━━━━━ INPUT RECORDS ━━━━━

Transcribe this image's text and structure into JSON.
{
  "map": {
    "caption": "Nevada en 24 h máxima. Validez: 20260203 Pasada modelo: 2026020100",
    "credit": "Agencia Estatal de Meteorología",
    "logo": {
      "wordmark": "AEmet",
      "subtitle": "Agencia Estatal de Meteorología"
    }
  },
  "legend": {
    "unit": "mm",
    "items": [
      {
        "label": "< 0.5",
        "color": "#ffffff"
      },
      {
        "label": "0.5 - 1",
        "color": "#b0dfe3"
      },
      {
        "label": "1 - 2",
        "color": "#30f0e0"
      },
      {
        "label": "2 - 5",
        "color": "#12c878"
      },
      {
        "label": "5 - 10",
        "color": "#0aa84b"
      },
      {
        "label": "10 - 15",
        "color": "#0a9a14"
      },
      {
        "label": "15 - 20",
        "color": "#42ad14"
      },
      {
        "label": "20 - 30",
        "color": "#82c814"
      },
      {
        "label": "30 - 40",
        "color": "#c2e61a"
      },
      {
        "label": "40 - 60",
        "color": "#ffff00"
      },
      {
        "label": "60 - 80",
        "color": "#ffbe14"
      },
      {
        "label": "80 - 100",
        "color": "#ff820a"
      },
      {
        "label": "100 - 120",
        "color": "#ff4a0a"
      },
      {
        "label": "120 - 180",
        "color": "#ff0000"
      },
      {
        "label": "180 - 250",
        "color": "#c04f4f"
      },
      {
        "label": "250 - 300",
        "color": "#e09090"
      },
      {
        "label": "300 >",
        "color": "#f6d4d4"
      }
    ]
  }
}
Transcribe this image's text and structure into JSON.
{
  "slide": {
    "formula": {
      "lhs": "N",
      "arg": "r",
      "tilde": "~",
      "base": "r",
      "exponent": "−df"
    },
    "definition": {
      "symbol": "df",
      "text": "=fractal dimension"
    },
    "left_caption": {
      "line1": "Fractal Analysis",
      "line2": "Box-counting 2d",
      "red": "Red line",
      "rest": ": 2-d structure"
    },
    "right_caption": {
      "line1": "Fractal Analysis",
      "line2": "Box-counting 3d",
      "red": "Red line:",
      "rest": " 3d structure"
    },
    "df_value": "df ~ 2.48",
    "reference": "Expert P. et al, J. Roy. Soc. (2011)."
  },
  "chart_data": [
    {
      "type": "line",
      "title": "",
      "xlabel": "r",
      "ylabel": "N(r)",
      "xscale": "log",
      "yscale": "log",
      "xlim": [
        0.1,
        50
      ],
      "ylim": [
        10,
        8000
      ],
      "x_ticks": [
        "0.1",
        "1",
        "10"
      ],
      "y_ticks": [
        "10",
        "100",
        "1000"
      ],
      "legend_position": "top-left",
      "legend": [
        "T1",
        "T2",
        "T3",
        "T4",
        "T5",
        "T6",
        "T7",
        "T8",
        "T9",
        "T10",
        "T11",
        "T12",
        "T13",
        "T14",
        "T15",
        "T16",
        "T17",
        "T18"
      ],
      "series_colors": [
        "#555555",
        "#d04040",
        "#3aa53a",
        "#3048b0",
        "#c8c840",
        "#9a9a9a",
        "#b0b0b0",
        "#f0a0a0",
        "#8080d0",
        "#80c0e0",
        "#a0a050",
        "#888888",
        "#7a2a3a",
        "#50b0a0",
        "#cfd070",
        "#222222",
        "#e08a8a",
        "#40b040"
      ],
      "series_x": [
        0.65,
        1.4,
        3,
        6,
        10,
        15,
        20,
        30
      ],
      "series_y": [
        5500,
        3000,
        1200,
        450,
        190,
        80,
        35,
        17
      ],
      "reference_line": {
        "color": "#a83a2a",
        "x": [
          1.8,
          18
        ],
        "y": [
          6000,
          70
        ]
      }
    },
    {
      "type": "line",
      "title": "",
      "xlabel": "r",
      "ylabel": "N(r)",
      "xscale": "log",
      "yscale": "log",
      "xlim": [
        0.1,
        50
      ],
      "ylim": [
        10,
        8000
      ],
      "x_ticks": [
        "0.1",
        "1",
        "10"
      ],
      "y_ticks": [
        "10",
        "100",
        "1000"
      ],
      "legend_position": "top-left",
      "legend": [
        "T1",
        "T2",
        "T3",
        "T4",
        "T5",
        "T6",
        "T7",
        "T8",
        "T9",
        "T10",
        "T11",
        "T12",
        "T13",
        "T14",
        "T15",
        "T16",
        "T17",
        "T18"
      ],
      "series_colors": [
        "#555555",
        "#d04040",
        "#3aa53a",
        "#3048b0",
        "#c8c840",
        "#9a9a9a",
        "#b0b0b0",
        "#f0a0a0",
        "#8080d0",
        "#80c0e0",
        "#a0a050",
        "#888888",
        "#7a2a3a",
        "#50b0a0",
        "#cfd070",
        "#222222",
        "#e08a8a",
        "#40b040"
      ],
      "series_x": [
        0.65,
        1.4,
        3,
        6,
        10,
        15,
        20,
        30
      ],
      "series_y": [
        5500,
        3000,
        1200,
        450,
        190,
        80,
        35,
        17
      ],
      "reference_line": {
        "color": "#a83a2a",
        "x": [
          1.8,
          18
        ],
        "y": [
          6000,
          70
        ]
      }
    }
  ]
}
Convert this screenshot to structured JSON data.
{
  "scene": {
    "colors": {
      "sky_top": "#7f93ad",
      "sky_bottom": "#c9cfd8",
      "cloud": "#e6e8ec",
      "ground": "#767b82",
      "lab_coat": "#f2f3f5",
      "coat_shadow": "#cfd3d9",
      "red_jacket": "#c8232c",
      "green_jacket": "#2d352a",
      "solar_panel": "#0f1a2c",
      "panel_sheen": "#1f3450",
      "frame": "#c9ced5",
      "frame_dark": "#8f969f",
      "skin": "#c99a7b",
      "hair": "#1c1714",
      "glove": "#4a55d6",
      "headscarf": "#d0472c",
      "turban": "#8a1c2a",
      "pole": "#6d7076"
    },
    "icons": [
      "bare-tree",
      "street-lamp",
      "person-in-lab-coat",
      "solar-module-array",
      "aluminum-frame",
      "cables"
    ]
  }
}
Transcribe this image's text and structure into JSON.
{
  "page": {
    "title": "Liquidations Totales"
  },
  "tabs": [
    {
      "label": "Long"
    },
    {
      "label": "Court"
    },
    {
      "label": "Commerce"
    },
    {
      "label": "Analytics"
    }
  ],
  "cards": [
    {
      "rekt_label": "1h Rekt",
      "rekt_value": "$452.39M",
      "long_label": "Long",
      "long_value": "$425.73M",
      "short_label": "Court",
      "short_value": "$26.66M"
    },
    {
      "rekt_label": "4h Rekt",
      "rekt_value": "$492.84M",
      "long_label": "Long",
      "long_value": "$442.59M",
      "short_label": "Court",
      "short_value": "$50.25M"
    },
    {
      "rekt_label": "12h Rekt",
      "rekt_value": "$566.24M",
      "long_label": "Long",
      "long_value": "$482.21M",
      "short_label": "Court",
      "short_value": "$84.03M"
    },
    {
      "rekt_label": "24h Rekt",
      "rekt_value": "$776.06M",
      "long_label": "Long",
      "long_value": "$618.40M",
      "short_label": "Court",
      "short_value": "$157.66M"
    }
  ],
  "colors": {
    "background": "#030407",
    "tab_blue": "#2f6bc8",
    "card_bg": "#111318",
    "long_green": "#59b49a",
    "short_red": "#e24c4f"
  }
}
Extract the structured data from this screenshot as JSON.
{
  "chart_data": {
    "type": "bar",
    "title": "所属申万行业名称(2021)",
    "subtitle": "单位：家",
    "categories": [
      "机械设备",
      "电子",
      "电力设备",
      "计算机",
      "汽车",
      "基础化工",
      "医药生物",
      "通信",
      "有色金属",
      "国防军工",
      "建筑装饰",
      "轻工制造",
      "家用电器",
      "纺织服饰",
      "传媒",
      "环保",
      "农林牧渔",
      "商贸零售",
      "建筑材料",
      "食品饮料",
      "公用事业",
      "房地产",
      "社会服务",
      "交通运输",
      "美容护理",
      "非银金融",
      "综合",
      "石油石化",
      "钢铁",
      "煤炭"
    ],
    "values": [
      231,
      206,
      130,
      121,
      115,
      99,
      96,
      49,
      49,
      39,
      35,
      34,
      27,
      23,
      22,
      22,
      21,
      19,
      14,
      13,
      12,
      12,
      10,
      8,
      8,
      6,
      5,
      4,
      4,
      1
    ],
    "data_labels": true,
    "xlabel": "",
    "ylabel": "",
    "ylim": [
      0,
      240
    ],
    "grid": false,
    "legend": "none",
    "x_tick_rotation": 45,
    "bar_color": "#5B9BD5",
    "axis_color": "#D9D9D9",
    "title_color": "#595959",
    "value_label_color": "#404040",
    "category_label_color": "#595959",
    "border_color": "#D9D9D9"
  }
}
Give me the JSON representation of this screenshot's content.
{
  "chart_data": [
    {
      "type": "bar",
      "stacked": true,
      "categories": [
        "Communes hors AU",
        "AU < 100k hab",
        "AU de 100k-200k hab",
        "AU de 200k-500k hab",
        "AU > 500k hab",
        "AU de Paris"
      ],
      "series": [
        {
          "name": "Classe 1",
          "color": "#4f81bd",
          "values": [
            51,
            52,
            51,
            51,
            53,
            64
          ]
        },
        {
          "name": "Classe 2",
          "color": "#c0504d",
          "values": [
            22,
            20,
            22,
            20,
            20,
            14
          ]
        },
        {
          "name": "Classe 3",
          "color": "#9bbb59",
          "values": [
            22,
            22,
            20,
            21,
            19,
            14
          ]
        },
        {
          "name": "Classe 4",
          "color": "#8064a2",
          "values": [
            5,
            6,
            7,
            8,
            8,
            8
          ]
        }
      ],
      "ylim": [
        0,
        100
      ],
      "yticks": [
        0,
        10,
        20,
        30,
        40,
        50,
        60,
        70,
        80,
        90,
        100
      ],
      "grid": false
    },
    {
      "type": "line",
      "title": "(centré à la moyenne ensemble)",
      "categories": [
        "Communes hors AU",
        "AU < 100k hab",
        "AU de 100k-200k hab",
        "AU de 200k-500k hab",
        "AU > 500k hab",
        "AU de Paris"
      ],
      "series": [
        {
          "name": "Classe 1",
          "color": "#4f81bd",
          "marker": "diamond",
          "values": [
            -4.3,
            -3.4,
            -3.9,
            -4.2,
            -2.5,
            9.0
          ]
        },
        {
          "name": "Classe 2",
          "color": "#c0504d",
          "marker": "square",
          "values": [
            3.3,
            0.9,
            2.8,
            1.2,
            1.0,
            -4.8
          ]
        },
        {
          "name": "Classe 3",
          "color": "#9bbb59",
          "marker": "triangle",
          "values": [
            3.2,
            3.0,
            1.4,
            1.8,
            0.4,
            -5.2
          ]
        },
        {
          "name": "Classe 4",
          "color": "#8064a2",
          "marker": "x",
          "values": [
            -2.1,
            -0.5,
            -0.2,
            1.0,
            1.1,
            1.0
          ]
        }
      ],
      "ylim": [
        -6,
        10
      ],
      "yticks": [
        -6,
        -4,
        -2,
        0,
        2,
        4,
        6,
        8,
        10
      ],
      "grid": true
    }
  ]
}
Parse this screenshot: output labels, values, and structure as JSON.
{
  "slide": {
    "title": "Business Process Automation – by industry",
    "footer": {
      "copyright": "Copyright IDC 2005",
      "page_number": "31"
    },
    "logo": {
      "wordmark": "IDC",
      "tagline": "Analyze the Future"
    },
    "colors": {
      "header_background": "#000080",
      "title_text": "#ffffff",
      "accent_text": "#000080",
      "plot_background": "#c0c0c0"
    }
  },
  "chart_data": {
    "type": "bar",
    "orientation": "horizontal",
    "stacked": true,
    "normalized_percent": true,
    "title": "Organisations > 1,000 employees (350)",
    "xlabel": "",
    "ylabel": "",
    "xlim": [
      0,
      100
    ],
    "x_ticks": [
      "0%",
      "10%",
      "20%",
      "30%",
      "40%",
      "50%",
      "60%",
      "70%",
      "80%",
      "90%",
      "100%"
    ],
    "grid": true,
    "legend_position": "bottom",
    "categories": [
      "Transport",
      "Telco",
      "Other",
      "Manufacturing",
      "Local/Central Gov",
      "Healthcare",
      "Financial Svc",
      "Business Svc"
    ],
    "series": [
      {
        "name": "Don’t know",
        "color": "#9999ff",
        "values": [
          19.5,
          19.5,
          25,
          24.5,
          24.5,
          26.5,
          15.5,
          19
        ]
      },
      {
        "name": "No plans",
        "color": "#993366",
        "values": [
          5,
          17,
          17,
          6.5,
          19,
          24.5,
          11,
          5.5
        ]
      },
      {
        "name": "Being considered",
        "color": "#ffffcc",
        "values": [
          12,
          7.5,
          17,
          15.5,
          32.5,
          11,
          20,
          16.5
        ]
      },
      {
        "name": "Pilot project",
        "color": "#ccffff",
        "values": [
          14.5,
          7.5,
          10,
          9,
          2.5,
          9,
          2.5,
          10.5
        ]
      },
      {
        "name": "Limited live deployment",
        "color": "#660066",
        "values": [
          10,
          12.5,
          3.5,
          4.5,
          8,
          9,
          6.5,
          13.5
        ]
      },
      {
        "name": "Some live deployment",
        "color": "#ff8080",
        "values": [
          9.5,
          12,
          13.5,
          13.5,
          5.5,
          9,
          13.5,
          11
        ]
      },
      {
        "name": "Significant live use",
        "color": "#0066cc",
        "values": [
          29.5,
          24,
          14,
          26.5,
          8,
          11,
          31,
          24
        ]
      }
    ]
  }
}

━━━━━

Pick out all lines from the data above in which the word "rest" appears.

      "rest": ": 2-d structure"
      "rest": " 3d structure"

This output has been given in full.